» Exercise brief
Output all records precisely as written.

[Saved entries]
┌────────

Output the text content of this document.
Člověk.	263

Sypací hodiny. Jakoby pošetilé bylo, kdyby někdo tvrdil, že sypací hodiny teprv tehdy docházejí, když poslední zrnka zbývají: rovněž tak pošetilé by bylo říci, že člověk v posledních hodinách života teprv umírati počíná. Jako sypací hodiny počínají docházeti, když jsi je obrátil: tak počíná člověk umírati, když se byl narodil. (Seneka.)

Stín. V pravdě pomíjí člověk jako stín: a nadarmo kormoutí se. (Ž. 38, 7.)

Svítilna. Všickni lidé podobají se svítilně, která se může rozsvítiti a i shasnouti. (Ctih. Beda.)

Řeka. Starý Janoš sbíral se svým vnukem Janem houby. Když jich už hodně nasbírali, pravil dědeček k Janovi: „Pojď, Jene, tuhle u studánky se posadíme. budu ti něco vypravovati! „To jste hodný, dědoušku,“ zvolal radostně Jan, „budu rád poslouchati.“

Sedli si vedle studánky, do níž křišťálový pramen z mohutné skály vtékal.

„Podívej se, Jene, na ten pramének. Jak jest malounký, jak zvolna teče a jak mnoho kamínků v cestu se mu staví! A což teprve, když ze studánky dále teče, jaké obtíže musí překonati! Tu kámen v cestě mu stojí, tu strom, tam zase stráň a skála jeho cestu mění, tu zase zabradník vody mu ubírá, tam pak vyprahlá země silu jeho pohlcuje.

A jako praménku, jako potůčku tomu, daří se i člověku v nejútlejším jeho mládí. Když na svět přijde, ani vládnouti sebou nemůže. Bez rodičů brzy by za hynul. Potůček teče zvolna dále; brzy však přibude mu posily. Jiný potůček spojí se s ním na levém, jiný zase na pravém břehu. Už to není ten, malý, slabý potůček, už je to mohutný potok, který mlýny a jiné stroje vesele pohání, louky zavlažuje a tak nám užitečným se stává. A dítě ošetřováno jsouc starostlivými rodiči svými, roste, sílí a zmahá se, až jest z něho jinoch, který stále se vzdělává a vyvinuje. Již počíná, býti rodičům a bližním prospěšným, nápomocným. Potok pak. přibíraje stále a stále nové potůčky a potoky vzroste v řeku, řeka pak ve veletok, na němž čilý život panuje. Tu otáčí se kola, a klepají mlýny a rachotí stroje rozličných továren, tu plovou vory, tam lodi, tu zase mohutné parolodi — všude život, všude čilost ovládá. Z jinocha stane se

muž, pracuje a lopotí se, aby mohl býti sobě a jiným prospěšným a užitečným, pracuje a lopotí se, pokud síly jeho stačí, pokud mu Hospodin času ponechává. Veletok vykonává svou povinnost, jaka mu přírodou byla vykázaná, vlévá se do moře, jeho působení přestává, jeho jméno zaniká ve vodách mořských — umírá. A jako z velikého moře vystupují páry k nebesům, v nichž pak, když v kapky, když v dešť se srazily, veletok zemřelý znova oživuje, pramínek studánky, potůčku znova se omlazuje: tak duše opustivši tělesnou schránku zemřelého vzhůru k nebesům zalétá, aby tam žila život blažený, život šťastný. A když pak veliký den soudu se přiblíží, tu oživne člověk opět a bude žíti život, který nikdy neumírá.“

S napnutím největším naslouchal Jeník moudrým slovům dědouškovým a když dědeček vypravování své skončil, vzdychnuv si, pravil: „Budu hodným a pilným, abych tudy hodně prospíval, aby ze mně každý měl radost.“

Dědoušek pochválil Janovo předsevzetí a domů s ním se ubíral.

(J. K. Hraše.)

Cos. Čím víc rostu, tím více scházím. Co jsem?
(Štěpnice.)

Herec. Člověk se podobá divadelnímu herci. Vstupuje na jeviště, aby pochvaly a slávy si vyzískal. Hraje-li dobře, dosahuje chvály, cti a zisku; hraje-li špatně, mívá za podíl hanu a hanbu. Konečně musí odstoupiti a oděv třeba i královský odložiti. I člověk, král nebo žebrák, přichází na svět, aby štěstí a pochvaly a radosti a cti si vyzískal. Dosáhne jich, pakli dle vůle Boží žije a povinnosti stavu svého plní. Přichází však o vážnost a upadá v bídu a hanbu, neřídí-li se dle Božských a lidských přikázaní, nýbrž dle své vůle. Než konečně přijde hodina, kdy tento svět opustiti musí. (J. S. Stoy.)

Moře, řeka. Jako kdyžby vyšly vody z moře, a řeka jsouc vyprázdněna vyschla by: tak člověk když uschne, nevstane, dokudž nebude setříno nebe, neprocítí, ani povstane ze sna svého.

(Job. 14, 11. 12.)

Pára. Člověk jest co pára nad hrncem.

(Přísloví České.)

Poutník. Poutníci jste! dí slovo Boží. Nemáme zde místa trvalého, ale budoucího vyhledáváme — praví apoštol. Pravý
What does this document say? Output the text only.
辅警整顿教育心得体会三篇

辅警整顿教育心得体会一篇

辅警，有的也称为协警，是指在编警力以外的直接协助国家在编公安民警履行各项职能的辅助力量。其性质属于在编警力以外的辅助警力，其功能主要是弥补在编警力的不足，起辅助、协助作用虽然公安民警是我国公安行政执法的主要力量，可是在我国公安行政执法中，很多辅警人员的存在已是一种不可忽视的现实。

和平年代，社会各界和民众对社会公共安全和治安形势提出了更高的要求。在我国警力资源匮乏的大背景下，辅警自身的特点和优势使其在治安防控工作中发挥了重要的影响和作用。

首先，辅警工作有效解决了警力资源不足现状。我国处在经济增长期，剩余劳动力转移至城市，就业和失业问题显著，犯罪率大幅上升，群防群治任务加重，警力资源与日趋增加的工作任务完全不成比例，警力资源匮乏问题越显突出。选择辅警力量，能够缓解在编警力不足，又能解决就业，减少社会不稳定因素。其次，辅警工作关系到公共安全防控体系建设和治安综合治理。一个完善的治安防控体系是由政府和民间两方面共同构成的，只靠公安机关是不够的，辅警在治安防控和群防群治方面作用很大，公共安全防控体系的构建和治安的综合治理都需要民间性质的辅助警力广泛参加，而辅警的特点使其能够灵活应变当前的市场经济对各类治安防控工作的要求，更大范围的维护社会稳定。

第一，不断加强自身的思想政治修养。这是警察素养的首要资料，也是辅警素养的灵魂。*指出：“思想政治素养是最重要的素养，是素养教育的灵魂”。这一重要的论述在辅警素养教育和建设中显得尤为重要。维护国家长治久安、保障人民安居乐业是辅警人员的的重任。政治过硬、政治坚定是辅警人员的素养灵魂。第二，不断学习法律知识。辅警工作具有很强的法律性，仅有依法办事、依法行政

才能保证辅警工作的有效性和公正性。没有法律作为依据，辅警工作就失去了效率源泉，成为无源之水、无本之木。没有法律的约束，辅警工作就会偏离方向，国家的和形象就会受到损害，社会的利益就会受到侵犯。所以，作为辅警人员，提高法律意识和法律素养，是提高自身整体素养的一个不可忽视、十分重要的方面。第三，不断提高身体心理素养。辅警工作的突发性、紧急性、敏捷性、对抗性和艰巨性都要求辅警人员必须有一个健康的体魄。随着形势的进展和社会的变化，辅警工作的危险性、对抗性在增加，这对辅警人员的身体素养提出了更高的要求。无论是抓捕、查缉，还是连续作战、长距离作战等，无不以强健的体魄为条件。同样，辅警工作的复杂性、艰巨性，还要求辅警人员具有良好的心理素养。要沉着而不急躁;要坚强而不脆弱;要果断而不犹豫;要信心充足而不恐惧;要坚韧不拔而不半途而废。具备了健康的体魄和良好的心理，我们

└────────

» The solution
Output the text content of this document.
Člověk.	263

Sypací hodiny. Jakoby pošetilé bylo, kdyby někdo tvrdil, že sypací hodiny teprv tehdy docházejí, když poslední zrnka zbývají: rovněž tak pošetilé by bylo říci, že člověk v posledních hodinách života teprv umírati počíná. Jako sypací hodiny počínají docházeti, když jsi je obrátil: tak počíná člověk umírati, když se byl narodil. (Seneka.)

Stín. V pravdě pomíjí člověk jako stín: a nadarmo kormoutí se. (Ž. 38, 7.)

Svítilna. Všickni lidé podobají se svítilně, která se může rozsvítiti a i shasnouti. (Ctih. Beda.)

Řeka. Starý Janoš sbíral se svým vnukem Janem houby. Když jich už hodně nasbírali, pravil dědeček k Janovi: „Pojď, Jene, tuhle u studánky se posadíme. budu ti něco vypravovati! „To jste hodný, dědoušku,“ zvolal radostně Jan, „budu rád poslouchati.“

Sedli si vedle studánky, do níž křišťálový pramen z mohutné skály vtékal.

„Podívej se, Jene, na ten pramének. Jak jest malounký, jak zvolna teče a jak mnoho kamínků v cestu se mu staví! A což teprve, když ze studánky dále teče, jaké obtíže musí překonati! Tu kámen v cestě mu stojí, tu strom, tam zase stráň a skála jeho cestu mění, tu zase zabradník vody mu ubírá, tam pak vyprahlá země silu jeho pohlcuje.

A jako praménku, jako potůčku tomu, daří se i člověku v nejútlejším jeho mládí. Když na svět přijde, ani vládnouti sebou nemůže. Bez rodičů brzy by za hynul. Potůček teče zvolna dále; brzy však přibude mu posily. Jiný potůček spojí se s ním na levém, jiný zase na pravém břehu. Už to není ten, malý, slabý potůček, už je to mohutný potok, který mlýny a jiné stroje vesele pohání, louky zavlažuje a tak nám užitečným se stává. A dítě ošetřováno jsouc starostlivými rodiči svými, roste, sílí a zmahá se, až jest z něho jinoch, který stále se vzdělává a vyvinuje. Již počíná, býti rodičům a bližním prospěšným, nápomocným. Potok pak. přibíraje stále a stále nové potůčky a potoky vzroste v řeku, řeka pak ve veletok, na němž čilý život panuje. Tu otáčí se kola, a klepají mlýny a rachotí stroje rozličných továren, tu plovou vory, tam lodi, tu zase mohutné parolodi — všude život, všude čilost ovládá. Z jinocha stane se

muž, pracuje a lopotí se, aby mohl býti sobě a jiným prospěšným a užitečným, pracuje a lopotí se, pokud síly jeho stačí, pokud mu Hospodin času ponechává. Veletok vykonává svou povinnost, jaka mu přírodou byla vykázaná, vlévá se do moře, jeho působení přestává, jeho jméno zaniká ve vodách mořských — umírá. A jako z velikého moře vystupují páry k nebesům, v nichž pak, když v kapky, když v dešť se srazily, veletok zemřelý znova oživuje, pramínek studánky, potůčku znova se omlazuje: tak duše opustivši tělesnou schránku zemřelého vzhůru k nebesům zalétá, aby tam žila život blažený, život šťastný. A když pak veliký den soudu se přiblíží, tu oživne člověk opět a bude žíti život, který nikdy neumírá.“

S napnutím největším naslouchal Jeník moudrým slovům dědouškovým a když dědeček vypravování své skončil, vzdychnuv si, pravil: „Budu hodným a pilným, abych tudy hodně prospíval, aby ze mně každý měl radost.“

Dědoušek pochválil Janovo předsevzetí a domů s ním se ubíral.

(J. K. Hraše.)

Cos. Čím víc rostu, tím více scházím. Co jsem?
(Štěpnice.)

Herec. Člověk se podobá divadelnímu herci. Vstupuje na jeviště, aby pochvaly a slávy si vyzískal. Hraje-li dobře, dosahuje chvály, cti a zisku; hraje-li špatně, mívá za podíl hanu a hanbu. Konečně musí odstoupiti a oděv třeba i královský odložiti. I člověk, král nebo žebrák, přichází na svět, aby štěstí a pochvaly a radosti a cti si vyzískal. Dosáhne jich, pakli dle vůle Boží žije a povinnosti stavu svého plní. Přichází však o vážnost a upadá v bídu a hanbu, neřídí-li se dle Božských a lidských přikázaní, nýbrž dle své vůle. Než konečně přijde hodina, kdy tento svět opustiti musí. (J. S. Stoy.)

Moře, řeka. Jako kdyžby vyšly vody z moře, a řeka jsouc vyprázdněna vyschla by: tak člověk když uschne, nevstane, dokudž nebude setříno nebe, neprocítí, ani povstane ze sna svého.

(Job. 14, 11. 12.)

Pára. Člověk jest co pára nad hrncem.

(Přísloví České.)

Poutník. Poutníci jste! dí slovo Boží. Nemáme zde místa trvalého, ale budoucího vyhledáváme — praví apoštol. Pravý
What does this document say? Output the text only.
辅警整顿教育心得体会三篇

辅警整顿教育心得体会一篇

辅警，有的也称为协警，是指在编警力以外的直接协助国家在编公安民警履行各项职能的辅助力量。其性质属于在编警力以外的辅助警力，其功能主要是弥补在编警力的不足，起辅助、协助作用虽然公安民警是我国公安行政执法的主要力量，可是在我国公安行政执法中，很多辅警人员的存在已是一种不可忽视的现实。

和平年代，社会各界和民众对社会公共安全和治安形势提出了更高的要求。在我国警力资源匮乏的大背景下，辅警自身的特点和优势使其在治安防控工作中发挥了重要的影响和作用。

首先，辅警工作有效解决了警力资源不足现状。我国处在经济增长期，剩余劳动力转移至城市，就业和失业问题显著，犯罪率大幅上升，群防群治任务加重，警力资源与日趋增加的工作任务完全不成比例，警力资源匮乏问题越显突出。选择辅警力量，能够缓解在编警力不足，又能解决就业，减少社会不稳定因素。其次，辅警工作关系到公共安全防控体系建设和治安综合治理。一个完善的治安防控体系是由政府和民间两方面共同构成的，只靠公安机关是不够的，辅警在治安防控和群防群治方面作用很大，公共安全防控体系的构建和治安的综合治理都需要民间性质的辅助警力广泛参加，而辅警的特点使其能够灵活应变当前的市场经济对各类治安防控工作的要求，更大范围的维护社会稳定。

第一，不断加强自身的思想政治修养。这是警察素养的首要资料，也是辅警素养的灵魂。*指出：“思想政治素养是最重要的素养，是素养教育的灵魂”。这一重要的论述在辅警素养教育和建设中显得尤为重要。维护国家长治久安、保障人民安居乐业是辅警人员的的重任。政治过硬、政治坚定是辅警人员的素养灵魂。第二，不断学习法律知识。辅警工作具有很强的法律性，仅有依法办事、依法行政

才能保证辅警工作的有效性和公正性。没有法律作为依据，辅警工作就失去了效率源泉，成为无源之水、无本之木。没有法律的约束，辅警工作就会偏离方向，国家的和形象就会受到损害，社会的利益就会受到侵犯。所以，作为辅警人员，提高法律意识和法律素养，是提高自身整体素养的一个不可忽视、十分重要的方面。第三，不断提高身体心理素养。辅警工作的突发性、紧急性、敏捷性、对抗性和艰巨性都要求辅警人员必须有一个健康的体魄。随着形势的进展和社会的变化，辅警工作的危险性、对抗性在增加，这对辅警人员的身体素养提出了更高的要求。无论是抓捕、查缉，还是连续作战、长距离作战等，无不以强健的体魄为条件。同样，辅警工作的复杂性、艰巨性，还要求辅警人员具有良好的心理素养。要沉着而不急躁;要坚强而不脆弱;要果断而不犹豫;要信心充足而不恐惧;要坚韧不拔而不半途而废。具备了健康的体魄和良好的心理，我们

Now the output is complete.